WHAT YOU NEED TO DO.
Where the string "powder" occurs in the material below, report the whole line.
--- EXERCISE MATERIAL ---
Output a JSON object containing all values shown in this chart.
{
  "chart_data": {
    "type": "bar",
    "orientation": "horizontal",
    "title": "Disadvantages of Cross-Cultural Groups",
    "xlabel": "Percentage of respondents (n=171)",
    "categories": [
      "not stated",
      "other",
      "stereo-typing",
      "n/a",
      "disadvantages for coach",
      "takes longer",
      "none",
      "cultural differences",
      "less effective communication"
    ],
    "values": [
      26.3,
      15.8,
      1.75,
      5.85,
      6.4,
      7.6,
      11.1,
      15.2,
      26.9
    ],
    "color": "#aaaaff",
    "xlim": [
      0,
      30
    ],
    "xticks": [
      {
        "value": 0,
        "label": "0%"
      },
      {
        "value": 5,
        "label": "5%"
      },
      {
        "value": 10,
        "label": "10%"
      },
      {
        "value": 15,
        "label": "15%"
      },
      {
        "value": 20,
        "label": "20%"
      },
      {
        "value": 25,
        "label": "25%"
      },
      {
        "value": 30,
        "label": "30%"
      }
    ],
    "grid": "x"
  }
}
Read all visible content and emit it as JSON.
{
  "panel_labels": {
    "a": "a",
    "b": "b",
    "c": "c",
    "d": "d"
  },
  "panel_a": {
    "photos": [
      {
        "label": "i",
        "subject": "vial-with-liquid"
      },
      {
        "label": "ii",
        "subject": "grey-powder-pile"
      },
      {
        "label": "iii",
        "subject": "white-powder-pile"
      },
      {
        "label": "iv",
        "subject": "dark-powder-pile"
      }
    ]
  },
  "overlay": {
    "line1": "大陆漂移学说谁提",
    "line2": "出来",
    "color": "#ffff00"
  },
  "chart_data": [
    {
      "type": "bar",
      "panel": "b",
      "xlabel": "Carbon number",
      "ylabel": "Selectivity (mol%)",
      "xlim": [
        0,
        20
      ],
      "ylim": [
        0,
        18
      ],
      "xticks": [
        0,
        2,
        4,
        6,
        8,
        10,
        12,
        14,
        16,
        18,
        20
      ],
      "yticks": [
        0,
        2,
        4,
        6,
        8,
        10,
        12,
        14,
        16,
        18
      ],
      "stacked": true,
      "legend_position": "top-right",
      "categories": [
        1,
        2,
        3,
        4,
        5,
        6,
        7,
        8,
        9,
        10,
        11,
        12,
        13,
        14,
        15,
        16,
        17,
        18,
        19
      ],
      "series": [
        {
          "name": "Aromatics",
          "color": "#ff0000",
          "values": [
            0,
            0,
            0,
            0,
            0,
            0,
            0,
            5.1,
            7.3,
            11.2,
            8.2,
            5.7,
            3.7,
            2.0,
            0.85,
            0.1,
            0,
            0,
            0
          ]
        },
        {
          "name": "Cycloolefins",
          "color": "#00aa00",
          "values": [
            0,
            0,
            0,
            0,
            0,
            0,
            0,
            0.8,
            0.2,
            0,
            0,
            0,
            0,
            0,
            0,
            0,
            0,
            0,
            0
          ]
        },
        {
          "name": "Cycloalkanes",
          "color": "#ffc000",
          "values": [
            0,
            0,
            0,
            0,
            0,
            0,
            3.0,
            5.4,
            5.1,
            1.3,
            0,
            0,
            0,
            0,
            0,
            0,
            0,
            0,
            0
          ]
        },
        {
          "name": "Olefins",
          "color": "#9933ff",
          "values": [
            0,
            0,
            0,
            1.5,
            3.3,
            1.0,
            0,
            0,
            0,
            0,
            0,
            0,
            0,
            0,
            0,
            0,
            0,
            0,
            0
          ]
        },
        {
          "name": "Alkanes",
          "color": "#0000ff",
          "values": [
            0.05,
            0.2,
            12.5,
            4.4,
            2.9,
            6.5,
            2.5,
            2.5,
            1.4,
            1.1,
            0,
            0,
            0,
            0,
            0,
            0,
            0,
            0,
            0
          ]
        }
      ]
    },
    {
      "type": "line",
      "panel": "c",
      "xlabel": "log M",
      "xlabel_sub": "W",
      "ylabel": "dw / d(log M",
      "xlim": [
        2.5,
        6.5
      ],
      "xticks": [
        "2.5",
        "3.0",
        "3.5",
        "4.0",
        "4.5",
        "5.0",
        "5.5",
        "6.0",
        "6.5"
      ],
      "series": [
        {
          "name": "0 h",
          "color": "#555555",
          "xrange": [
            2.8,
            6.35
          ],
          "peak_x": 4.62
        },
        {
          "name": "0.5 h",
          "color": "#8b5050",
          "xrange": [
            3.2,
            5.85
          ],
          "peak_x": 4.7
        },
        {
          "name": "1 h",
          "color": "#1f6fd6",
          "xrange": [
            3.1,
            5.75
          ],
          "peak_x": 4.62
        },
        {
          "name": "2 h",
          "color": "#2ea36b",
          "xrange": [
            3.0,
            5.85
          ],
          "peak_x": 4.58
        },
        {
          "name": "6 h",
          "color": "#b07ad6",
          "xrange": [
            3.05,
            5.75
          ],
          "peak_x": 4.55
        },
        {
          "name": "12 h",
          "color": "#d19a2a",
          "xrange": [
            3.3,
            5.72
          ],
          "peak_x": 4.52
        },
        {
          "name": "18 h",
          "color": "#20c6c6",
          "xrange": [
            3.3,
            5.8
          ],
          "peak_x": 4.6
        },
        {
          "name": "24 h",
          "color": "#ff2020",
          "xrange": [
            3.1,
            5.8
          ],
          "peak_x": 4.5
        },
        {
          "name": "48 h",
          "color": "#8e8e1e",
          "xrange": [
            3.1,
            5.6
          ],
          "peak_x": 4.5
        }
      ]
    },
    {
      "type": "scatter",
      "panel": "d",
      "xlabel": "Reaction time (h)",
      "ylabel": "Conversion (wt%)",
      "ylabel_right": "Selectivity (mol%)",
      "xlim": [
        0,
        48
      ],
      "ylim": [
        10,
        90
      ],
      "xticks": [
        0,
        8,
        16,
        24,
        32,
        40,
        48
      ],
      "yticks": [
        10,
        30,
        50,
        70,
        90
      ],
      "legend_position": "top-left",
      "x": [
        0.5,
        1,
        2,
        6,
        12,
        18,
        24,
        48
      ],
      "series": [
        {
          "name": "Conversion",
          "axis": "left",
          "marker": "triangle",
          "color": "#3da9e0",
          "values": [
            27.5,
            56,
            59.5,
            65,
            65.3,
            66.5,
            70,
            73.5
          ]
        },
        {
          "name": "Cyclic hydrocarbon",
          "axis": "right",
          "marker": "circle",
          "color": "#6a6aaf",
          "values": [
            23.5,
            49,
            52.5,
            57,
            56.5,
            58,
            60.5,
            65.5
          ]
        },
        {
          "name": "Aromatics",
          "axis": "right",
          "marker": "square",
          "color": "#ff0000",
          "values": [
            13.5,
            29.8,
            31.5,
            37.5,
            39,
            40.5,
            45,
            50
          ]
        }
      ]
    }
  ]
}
---
ANSWER BELOW.
        "subject": "grey-powder-pile"
        "subject": "white-powder-pile"
        "subject": "dark-powder-pile"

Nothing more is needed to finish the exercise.